From the team

The Hardest Parts of Understanding You

Jeff Tannenbaum
Jeff Tannenbaum
The Hardest Parts of Understanding You

Bonzai starts from the messiest possible input: unstructured natural language about daily human life, arriving in fragments, out of context, from people thinking out loud. The task isn't just to process it — it's to build, from that material, a system that models a person's behavior over time, infers the topology of their relationships, detects meaningful patterns across multiple people simultaneously, and surfaces observations that feel genuinely intelligent rather than statistically convenient.

What follows is an honest account of where it gets hard.


The Cross-User Comparison Problem

Cross-user behavioral comparison sounds tractable. Both Sarah and Jeff went to the gym this week. Surface that. Except surfacing it as a coincidence isn't interesting — it's noise. Meaningful comparison requires understanding what each event means relative to each person's individual baseline, computed at the distributional level, not the event level.

Sarah's baseline is three gym visits a week. Jeff's is a highly theoretical relationship with exercise. When they produce the same data point on the same Tuesday, the correct observation isn't "they both went to the gym" — it's "Sarah is on schedule; Jeff may be having a revelation." Identical labels, categorically different events.

To do this at scale, we maintain independent longitudinal behavioral models per user — personal distributions across activity types, continuously updated. The comparison is never "did they both do X" but "where does this instance fall in each person's distribution, and what does the delta mean?" This gets harder across users with radically different data densities: one person logs ten events daily, another checks in twice a week. Normalization across incomparable densities that doesn't systematically penalize the quieter user is not a solved problem.

Underneath all of this: which comparisons clear the bar for surfacing at all? Two people eating ice cream four minutes apart, 200 miles away — delightful when timed well, noise when not. That threshold has to be calibrated automatically, at scale, without human review.


The Inferred Social Graph Problem

Most social platforms know your friends because you told them. Bonzai's social graph is inferred entirely from behavioral data.

"Had coffee with Andrew." "Ran into Emma at the farmers market." "Jeff keeps sending me memes about this." These are relationship signals embedded in behavioral logs. Extracting them requires entity resolution, cross-session coreference tracking, sentiment inference, and continuous relationship modeling — all from unstructured language, none of it declared.

Entity resolution is where this gets hard. "Andrew" might be a close friend, a coworker, or someone mentioned once and never again. The system accumulates signal before disambiguating, maintains conservative inferences until confidence is warranted, and updates gracefully as new information arrives. Errors here propagate downstream into social observations — and feel wrong to users even when they can't articulate why.

Once entities are resolved, the relationship model tracks frequency, recency, sentiment trajectory, and interaction type. This powers social debt detection, relationship drift detection, and contextual invite targeting. The hardest version is trajectory: not "how often do you see Sarah" but "is that rate changing, and does the change constitute drift or noise?" Detecting meaningful relationship change before the user has consciously registered it — and surfacing it as perceptive rather than intrusive — is one of the places this system either earns trust or loses it permanently.


The Input Problem: Language Is a Lossy Codec

Everything above depends on a foundation that is itself not clean: reliably extracting structured behavioral signal from natural language.

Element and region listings

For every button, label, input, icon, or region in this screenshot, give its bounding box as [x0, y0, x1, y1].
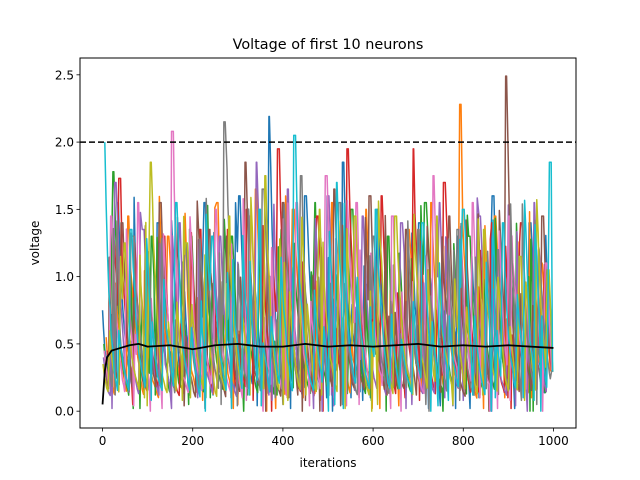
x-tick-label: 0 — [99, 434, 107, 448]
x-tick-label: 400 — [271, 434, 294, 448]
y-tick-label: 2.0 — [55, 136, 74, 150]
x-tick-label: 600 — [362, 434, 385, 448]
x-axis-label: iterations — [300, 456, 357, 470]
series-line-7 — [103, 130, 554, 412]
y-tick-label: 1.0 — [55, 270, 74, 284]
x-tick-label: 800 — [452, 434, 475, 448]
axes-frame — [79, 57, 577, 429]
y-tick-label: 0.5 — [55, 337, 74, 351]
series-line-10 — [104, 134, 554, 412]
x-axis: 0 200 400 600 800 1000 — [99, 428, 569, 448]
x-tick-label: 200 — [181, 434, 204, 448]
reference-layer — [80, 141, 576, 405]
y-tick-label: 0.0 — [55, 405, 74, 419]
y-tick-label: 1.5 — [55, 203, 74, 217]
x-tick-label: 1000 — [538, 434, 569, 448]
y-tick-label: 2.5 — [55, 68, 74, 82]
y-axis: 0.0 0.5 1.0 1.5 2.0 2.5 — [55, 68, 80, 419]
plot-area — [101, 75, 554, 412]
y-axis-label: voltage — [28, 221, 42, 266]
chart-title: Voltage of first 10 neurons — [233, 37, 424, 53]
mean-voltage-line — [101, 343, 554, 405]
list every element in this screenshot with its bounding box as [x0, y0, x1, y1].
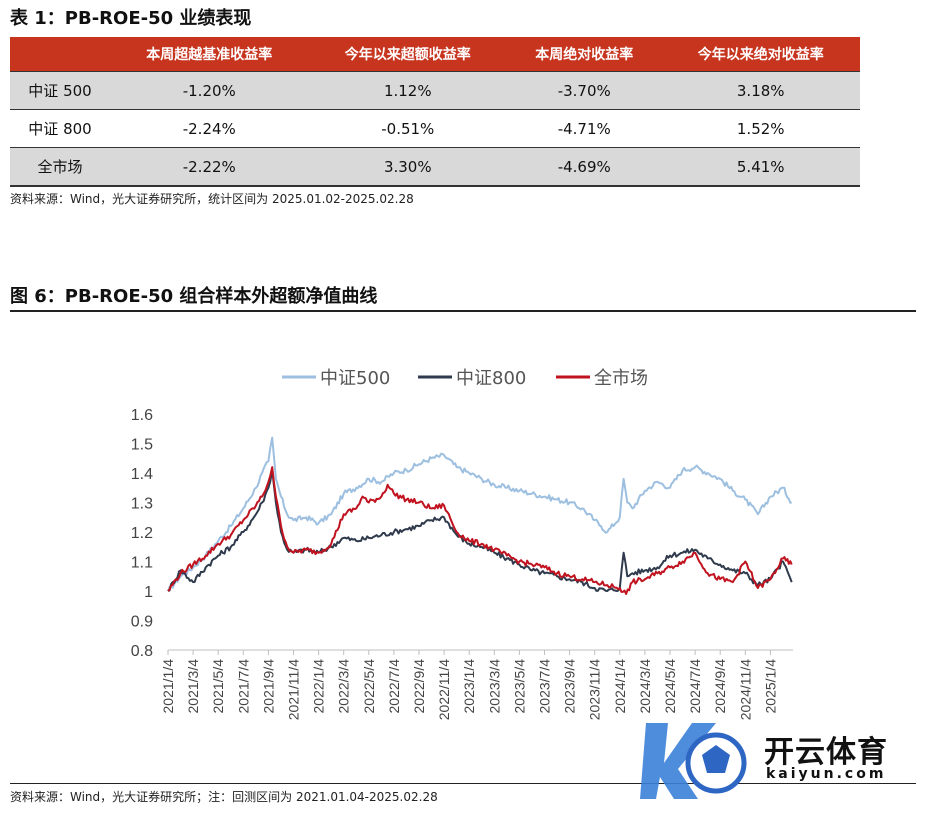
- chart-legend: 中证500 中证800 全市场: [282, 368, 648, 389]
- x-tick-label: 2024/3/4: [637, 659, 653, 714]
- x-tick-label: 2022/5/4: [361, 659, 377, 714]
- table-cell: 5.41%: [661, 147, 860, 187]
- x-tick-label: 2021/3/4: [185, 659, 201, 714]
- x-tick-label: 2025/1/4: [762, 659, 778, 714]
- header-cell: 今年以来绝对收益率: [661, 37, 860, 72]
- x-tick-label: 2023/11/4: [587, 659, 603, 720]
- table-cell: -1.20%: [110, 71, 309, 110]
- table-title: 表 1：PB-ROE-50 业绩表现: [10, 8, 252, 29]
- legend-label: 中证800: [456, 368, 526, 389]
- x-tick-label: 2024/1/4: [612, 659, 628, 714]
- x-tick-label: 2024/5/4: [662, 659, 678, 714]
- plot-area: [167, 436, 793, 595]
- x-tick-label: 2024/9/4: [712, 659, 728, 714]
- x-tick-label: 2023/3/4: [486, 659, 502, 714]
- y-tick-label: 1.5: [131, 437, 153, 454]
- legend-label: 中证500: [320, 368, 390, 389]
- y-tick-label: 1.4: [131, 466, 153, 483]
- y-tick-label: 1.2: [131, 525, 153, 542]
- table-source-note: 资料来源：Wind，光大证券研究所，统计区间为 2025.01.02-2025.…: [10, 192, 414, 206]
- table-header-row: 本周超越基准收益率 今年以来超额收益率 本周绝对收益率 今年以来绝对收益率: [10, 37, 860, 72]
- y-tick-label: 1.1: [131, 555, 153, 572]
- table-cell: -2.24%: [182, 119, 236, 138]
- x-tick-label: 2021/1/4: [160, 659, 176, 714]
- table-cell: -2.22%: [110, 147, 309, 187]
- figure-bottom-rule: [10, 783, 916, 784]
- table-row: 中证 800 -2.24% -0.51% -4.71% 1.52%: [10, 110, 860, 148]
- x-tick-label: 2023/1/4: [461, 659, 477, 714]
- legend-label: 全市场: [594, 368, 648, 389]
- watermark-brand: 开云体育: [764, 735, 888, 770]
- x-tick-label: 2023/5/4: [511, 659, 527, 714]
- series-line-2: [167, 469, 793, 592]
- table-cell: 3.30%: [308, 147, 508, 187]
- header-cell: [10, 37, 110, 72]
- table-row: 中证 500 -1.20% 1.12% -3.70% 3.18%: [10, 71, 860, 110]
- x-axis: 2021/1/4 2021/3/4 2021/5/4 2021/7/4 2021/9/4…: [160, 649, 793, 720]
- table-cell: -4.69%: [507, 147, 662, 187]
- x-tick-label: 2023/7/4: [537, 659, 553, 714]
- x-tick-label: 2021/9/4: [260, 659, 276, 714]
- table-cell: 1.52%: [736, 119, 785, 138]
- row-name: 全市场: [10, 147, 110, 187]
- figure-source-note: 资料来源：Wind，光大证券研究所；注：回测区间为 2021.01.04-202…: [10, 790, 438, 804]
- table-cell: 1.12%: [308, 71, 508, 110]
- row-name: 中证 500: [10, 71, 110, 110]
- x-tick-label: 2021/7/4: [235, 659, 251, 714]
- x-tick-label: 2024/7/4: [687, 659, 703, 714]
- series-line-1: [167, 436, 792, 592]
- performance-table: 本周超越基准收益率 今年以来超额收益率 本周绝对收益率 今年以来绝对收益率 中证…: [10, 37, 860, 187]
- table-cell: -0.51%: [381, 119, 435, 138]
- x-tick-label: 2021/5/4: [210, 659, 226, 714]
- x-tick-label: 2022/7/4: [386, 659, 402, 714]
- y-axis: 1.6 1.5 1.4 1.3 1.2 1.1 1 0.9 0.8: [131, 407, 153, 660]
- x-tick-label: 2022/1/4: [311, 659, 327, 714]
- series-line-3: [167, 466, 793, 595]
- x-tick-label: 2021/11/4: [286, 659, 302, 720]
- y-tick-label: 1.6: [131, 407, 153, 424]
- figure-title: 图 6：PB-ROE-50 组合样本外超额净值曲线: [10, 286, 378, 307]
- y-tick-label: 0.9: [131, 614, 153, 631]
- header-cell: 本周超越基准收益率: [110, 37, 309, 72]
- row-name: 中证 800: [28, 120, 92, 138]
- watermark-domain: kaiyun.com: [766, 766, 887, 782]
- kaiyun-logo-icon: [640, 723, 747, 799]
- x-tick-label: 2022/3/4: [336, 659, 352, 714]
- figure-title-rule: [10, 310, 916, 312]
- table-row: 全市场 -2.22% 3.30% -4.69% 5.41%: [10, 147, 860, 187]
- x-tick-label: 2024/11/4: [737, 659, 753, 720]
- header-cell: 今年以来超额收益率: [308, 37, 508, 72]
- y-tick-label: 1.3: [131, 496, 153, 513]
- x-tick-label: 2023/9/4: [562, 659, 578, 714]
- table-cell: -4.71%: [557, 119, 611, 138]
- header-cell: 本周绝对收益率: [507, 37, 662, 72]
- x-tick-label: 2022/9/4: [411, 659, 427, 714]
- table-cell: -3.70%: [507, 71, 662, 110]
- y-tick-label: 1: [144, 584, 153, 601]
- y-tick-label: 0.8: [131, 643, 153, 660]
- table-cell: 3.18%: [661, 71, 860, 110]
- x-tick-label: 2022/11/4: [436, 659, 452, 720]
---
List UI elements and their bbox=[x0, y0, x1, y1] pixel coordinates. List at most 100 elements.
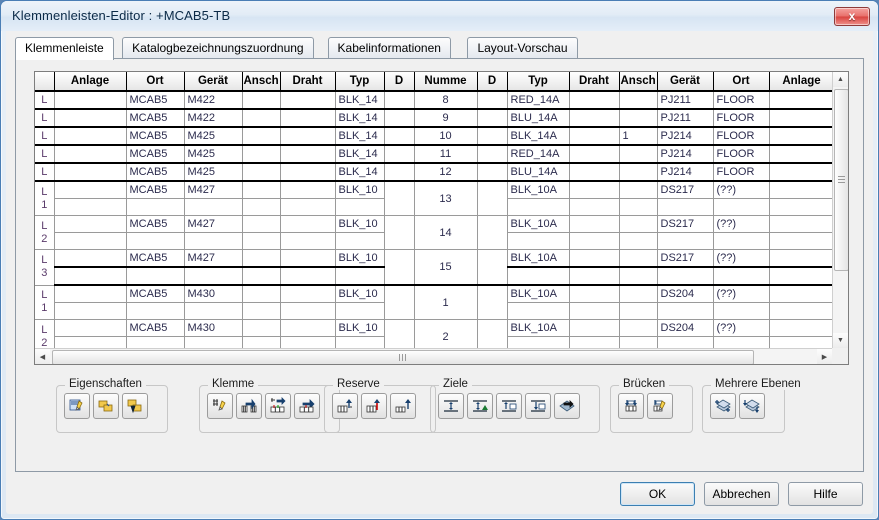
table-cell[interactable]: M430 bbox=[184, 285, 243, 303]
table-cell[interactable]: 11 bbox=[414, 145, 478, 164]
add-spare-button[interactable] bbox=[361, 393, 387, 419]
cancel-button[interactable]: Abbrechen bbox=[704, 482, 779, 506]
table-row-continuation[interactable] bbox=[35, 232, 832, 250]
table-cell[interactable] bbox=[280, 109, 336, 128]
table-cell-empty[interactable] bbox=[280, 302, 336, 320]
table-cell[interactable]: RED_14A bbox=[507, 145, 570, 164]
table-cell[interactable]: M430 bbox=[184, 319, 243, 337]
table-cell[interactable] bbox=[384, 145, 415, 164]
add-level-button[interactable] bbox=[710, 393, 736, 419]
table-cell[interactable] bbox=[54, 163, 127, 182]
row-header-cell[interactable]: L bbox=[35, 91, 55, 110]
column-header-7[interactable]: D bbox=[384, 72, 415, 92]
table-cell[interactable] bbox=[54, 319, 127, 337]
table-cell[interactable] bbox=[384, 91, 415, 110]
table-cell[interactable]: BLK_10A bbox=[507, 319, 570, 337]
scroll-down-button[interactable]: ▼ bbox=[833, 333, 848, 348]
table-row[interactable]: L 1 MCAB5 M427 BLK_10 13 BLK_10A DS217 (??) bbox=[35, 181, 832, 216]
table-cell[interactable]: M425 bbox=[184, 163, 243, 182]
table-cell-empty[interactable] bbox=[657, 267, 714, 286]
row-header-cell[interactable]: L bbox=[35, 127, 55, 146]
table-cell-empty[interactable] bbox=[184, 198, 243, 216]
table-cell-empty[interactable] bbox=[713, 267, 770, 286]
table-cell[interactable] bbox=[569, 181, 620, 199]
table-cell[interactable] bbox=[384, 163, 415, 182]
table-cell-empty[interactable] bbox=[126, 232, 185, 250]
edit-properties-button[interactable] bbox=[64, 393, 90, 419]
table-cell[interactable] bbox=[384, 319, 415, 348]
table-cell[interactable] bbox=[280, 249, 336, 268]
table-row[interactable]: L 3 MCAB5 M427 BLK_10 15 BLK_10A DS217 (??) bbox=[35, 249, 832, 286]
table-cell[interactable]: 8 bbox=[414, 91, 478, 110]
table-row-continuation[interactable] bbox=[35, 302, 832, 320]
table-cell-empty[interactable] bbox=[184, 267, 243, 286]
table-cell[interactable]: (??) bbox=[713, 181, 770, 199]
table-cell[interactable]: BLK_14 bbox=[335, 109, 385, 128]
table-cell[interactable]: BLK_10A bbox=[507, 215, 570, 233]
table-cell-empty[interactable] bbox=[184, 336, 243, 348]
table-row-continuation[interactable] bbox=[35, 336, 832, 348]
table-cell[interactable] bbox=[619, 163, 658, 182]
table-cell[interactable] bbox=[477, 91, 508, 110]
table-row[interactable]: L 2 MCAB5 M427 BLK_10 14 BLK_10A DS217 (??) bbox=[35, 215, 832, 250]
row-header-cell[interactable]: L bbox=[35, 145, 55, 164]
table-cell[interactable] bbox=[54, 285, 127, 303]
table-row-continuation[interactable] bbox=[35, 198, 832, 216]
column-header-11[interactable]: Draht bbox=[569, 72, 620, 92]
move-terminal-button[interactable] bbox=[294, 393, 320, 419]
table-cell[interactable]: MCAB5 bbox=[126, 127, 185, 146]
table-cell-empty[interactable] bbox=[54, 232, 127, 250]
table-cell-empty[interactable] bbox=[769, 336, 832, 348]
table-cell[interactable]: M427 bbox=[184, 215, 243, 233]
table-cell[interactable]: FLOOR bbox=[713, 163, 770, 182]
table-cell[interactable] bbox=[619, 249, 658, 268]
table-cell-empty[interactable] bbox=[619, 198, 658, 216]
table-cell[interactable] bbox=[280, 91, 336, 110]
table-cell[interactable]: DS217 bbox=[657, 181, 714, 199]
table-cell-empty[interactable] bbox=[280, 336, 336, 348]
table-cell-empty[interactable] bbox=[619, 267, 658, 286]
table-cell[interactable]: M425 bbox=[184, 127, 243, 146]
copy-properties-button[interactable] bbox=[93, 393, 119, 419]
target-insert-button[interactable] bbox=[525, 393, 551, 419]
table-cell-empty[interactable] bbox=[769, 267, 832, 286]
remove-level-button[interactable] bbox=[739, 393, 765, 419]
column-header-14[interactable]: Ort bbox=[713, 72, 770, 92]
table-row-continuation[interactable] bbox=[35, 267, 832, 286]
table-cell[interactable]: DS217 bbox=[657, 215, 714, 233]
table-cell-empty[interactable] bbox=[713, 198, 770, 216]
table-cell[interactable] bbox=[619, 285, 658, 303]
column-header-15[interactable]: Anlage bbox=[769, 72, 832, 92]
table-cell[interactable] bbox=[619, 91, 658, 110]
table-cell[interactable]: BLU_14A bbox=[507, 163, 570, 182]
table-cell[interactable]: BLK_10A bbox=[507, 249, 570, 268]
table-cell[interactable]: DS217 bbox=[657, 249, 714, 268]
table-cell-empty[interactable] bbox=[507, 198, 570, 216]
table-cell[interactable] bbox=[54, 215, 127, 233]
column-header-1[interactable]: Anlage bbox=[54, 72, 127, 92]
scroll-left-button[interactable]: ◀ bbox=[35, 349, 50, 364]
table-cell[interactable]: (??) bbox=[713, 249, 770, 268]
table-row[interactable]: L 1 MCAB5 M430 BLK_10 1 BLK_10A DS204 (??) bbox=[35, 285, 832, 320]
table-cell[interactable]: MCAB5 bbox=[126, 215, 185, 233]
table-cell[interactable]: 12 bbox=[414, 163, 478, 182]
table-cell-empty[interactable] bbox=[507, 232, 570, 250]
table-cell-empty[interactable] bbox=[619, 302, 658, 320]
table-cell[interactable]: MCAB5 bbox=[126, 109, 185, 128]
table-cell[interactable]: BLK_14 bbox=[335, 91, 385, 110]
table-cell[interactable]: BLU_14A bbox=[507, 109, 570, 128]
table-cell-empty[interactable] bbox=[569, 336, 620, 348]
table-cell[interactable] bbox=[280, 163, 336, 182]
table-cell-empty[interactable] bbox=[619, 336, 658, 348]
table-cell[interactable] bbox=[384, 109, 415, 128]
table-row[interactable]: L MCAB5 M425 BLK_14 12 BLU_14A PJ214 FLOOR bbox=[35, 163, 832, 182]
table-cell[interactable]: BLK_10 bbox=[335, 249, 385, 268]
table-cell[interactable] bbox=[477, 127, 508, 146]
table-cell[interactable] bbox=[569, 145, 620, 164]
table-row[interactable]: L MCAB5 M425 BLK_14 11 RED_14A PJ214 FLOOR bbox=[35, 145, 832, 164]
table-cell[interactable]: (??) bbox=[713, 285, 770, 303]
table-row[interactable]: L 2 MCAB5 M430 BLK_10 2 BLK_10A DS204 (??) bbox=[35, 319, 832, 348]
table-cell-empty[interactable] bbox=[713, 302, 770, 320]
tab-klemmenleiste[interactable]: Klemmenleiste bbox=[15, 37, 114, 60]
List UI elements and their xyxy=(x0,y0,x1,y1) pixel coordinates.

▸ EXERCISE REQUIREMENTS:
**1)** In the Bonzai article, what is Sarah's baseline for gym visits?
**2)** Output the passage of the Bonzai article starting with "What follows is" and going on through "categorically different events.".
The rows were taken from a source separate from the Bonzai article.

▸ LIST OF SOLUTIONS:
**1)** Three gym visits a week.

**2)**
What follows is an honest account of where it gets hard.


The Cross-User Comparison Problem

Cross-user behavioral comparison sounds tractable. Both Sarah and Jeff went to the gym this week. Surface that. Except surfacing it as a coincidence isn't interesting — it's noise. Meaningful comparison requires understanding what each event means relative to each person's individual baseline, computed at the distributional level, not the event level.

Sarah's baseline is three gym visits a week. Jeff's is a highly theoretical relationship with exercise. When they produce the same data point on the same Tuesday, the correct observation isn't "they both went to the gym" — it's "Sarah is on schedule; Jeff may be having a revelation." Identical labels, categorically different events.